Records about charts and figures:
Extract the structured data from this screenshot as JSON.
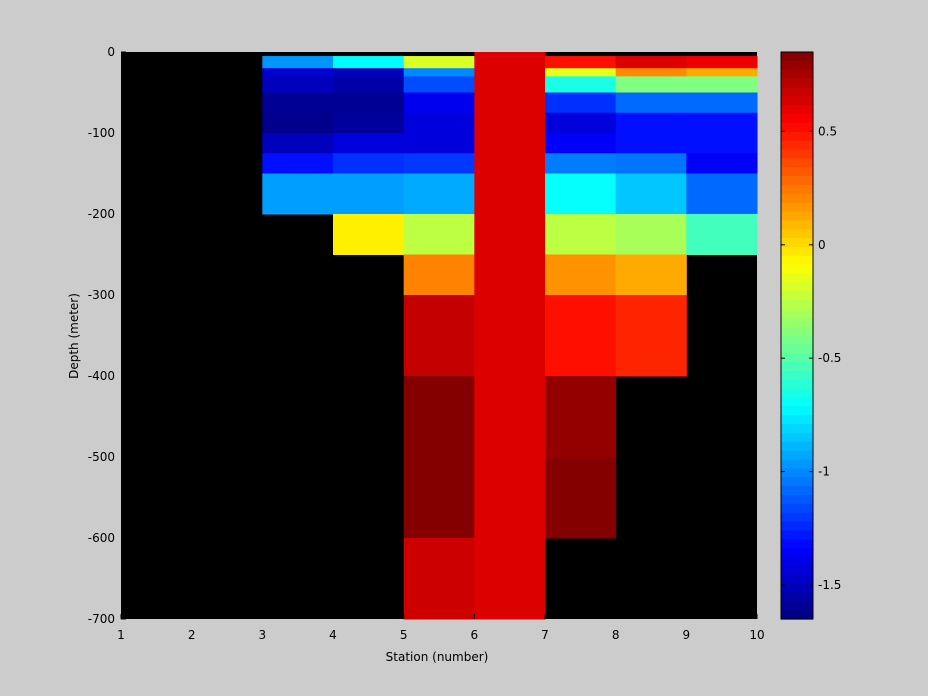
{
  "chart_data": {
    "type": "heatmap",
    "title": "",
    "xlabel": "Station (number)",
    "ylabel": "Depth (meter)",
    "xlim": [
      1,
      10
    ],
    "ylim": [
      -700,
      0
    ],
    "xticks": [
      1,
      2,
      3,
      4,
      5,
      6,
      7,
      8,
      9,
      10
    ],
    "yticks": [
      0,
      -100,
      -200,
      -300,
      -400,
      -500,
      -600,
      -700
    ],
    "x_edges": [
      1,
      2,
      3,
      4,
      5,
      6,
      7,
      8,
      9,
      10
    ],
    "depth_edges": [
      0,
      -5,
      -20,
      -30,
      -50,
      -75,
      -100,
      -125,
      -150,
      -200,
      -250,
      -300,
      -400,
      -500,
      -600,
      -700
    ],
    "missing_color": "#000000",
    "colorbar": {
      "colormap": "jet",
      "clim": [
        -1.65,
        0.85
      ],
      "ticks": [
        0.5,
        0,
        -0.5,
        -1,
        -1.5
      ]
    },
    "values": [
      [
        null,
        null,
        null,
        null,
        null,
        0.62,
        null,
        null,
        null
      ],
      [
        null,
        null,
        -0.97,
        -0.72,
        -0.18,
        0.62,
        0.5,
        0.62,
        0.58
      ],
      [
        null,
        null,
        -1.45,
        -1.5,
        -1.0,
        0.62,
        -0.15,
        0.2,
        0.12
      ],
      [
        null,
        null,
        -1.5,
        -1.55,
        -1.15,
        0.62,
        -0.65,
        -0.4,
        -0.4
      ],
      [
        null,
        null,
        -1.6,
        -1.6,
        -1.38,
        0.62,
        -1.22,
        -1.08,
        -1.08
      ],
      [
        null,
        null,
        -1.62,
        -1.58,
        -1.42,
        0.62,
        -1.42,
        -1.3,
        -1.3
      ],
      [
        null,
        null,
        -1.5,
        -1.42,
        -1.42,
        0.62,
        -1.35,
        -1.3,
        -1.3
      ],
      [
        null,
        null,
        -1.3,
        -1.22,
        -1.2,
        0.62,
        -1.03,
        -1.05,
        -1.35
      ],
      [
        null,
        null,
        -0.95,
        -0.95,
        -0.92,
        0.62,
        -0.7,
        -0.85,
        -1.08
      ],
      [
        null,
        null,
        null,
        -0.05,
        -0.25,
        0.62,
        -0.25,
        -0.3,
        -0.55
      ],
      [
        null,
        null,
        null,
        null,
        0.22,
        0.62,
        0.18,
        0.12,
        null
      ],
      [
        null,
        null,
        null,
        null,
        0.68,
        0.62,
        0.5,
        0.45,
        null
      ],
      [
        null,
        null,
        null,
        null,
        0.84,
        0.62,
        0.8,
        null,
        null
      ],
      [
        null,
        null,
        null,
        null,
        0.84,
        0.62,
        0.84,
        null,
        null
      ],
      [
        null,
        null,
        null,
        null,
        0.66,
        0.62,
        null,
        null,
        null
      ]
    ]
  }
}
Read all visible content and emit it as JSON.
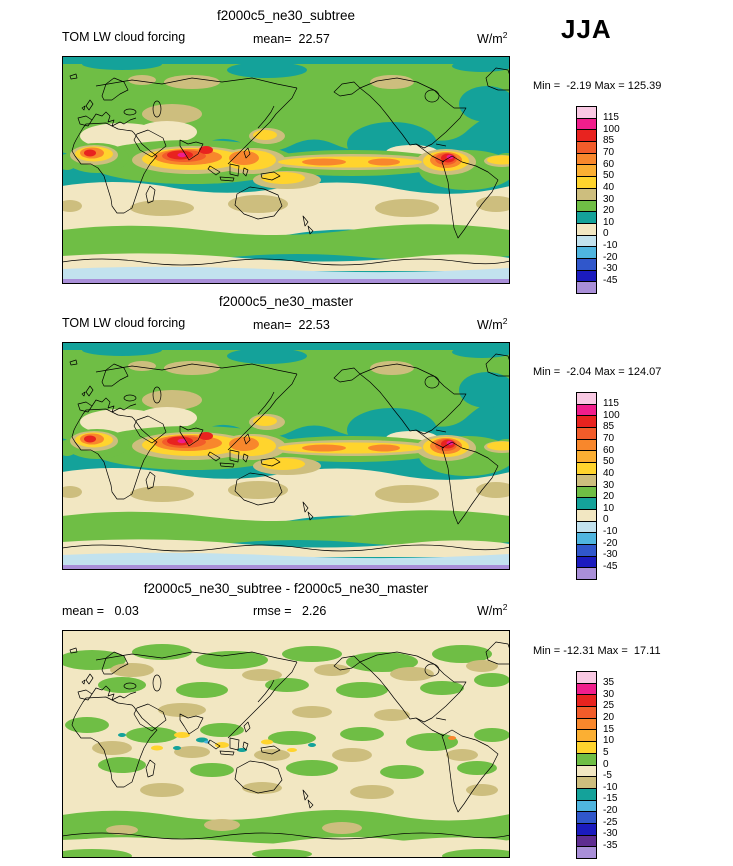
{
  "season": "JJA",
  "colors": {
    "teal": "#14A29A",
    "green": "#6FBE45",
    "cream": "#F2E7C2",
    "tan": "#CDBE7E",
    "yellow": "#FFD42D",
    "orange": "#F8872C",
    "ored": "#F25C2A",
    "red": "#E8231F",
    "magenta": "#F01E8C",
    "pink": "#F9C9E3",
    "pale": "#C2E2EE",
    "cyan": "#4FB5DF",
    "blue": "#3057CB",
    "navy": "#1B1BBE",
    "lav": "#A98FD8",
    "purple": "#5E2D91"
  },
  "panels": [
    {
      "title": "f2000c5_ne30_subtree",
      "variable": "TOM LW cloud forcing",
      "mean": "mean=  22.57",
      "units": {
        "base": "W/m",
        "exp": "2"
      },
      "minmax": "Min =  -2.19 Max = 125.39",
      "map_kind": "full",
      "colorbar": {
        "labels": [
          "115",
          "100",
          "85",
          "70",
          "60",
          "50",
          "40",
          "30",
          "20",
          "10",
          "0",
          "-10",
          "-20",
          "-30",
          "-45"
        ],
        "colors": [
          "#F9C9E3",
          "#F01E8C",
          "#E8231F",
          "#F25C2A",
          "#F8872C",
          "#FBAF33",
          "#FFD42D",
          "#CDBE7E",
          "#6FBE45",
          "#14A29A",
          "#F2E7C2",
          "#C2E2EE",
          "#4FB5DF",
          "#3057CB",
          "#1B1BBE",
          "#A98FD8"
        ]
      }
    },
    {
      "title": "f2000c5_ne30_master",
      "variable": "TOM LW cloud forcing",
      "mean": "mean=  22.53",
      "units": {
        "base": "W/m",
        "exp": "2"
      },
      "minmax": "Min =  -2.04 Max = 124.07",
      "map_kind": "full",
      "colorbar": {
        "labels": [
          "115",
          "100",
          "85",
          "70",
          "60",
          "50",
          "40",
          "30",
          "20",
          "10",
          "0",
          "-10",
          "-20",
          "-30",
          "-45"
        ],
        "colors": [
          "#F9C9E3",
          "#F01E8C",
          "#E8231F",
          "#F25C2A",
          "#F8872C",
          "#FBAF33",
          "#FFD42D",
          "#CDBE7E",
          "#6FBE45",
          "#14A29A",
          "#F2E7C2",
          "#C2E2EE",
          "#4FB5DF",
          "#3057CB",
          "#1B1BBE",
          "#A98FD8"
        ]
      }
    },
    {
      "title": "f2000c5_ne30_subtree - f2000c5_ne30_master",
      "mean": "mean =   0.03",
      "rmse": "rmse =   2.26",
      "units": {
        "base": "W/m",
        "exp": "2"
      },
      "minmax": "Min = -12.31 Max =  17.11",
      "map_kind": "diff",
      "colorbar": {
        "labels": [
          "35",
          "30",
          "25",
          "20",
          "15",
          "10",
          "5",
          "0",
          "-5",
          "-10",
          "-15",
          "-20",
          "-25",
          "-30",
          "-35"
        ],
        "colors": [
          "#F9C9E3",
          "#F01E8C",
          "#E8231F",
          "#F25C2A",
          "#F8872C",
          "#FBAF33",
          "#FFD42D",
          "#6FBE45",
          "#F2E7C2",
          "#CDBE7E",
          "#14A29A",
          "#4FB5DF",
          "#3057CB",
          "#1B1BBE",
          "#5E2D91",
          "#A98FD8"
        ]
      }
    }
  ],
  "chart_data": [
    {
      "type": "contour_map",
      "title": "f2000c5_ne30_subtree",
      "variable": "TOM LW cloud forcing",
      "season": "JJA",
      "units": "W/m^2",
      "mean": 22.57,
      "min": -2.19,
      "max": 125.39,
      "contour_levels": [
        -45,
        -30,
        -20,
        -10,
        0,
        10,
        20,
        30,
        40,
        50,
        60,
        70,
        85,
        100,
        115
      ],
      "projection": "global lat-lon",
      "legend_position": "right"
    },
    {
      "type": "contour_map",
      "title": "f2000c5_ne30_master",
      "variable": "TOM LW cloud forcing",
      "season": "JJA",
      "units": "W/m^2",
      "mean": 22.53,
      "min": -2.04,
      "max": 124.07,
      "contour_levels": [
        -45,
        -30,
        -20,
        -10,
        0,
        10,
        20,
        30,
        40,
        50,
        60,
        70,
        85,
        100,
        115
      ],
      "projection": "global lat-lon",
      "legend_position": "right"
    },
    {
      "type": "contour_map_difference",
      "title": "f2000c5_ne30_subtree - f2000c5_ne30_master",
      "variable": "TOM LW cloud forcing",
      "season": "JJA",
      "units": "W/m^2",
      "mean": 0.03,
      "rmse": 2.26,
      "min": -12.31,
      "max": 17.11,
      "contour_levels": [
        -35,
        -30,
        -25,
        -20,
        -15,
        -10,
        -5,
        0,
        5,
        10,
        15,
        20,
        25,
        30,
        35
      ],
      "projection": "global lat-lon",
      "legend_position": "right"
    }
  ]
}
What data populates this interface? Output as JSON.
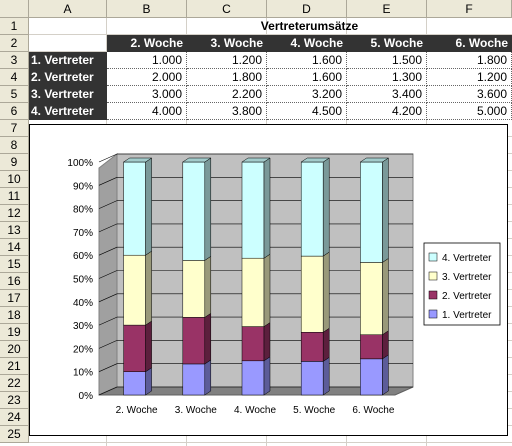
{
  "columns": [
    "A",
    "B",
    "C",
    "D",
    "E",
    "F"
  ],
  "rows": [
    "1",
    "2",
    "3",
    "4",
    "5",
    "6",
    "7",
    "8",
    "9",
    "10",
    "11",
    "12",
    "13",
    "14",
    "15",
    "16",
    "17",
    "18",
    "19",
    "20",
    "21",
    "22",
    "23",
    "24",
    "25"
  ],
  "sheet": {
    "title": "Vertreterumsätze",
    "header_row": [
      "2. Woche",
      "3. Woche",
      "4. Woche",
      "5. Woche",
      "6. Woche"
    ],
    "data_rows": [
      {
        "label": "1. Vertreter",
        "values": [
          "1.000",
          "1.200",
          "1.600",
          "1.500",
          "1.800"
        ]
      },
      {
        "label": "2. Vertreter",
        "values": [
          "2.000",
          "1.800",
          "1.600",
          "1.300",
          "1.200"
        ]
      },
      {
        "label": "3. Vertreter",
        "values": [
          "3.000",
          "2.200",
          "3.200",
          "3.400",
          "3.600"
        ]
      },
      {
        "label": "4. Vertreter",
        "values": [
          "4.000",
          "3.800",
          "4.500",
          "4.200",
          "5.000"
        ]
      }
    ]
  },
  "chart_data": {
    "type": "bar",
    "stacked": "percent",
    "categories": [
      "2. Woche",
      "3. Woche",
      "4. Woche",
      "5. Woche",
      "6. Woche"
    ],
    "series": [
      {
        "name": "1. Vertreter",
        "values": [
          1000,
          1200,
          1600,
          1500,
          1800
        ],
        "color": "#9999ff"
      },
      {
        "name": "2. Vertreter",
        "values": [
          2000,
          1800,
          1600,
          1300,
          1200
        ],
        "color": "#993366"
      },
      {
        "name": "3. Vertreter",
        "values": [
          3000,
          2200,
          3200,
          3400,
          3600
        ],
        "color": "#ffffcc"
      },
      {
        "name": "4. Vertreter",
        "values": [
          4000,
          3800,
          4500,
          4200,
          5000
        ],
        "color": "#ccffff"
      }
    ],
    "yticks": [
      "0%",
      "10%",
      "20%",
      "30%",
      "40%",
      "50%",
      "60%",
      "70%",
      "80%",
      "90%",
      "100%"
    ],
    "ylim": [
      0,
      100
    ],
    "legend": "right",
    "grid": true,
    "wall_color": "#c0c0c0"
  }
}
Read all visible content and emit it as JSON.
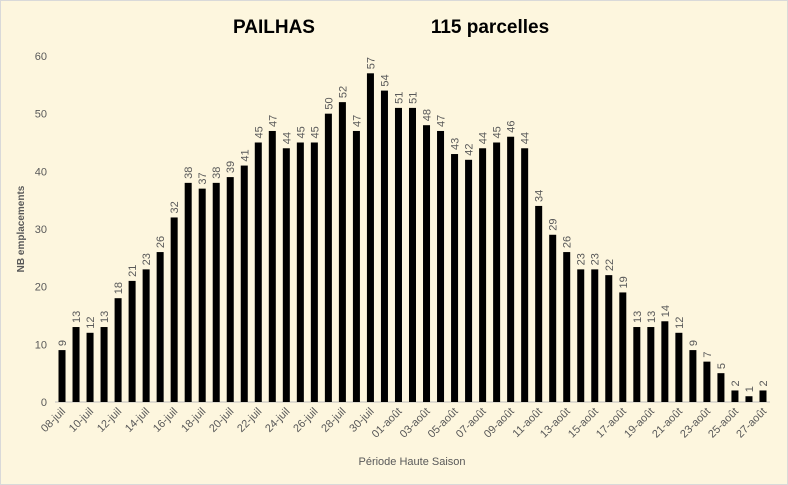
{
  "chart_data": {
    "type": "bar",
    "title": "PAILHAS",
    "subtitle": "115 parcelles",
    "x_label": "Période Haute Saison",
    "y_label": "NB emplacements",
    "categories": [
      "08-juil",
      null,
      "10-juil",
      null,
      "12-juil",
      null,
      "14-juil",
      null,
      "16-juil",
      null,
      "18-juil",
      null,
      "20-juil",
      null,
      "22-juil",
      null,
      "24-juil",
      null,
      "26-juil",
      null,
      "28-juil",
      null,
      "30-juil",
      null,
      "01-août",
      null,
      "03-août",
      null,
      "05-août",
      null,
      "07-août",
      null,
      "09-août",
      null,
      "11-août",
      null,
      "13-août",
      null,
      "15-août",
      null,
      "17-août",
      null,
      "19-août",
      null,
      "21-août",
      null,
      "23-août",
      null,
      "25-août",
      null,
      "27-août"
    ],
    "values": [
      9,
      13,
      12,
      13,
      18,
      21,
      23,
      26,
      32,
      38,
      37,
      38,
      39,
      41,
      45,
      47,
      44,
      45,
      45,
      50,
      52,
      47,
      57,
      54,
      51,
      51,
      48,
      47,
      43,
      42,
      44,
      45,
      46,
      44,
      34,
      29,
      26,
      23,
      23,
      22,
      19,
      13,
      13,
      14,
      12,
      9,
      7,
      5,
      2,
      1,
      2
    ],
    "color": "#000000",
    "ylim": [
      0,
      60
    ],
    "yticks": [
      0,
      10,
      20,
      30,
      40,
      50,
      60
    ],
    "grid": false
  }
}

**Do this**:
Identify every line where the string "minmax" appears.

**Response to this exercise**:
      "minmax": "Min =  -2.19 Max = 125.39",
      "minmax": "Min =  -2.04 Max = 124.07",
      "minmax": "Min = -12.31 Max =  17.11",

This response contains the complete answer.